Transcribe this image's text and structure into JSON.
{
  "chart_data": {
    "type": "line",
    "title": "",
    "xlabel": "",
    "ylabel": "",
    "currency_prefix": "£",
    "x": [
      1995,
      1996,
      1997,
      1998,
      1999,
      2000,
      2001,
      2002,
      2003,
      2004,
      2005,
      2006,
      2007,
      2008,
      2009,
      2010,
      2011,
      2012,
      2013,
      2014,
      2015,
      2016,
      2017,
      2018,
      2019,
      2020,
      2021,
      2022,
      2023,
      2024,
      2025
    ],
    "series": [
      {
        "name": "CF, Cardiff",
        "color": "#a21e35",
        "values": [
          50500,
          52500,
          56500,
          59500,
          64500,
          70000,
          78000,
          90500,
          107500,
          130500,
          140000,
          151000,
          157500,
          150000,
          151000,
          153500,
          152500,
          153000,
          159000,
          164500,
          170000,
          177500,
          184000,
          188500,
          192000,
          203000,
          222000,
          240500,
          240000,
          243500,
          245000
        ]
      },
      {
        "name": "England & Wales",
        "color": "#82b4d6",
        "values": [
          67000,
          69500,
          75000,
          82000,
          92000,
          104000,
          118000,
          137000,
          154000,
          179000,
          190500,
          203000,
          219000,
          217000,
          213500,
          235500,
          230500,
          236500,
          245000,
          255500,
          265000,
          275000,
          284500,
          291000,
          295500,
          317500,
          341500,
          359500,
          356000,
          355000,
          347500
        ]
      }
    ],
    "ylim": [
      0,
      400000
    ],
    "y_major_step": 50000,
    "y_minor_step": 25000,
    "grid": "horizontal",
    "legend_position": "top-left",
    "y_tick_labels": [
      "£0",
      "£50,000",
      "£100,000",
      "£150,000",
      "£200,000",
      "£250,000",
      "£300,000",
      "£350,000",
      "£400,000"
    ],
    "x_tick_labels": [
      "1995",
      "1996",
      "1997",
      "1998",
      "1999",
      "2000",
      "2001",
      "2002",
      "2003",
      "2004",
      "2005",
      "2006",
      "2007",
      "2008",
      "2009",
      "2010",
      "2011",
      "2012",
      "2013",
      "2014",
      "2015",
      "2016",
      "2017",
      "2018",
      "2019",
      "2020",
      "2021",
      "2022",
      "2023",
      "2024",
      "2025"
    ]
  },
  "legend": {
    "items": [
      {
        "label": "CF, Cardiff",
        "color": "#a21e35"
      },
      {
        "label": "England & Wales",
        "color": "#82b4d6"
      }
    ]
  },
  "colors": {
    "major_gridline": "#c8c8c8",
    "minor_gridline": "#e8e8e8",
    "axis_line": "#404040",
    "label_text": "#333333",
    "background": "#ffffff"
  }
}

_What the exercise asks:_ Out of the material above, select every line that holds the string "England".

_Response:_
        "name": "England & Wales",
        "label": "England & Wales",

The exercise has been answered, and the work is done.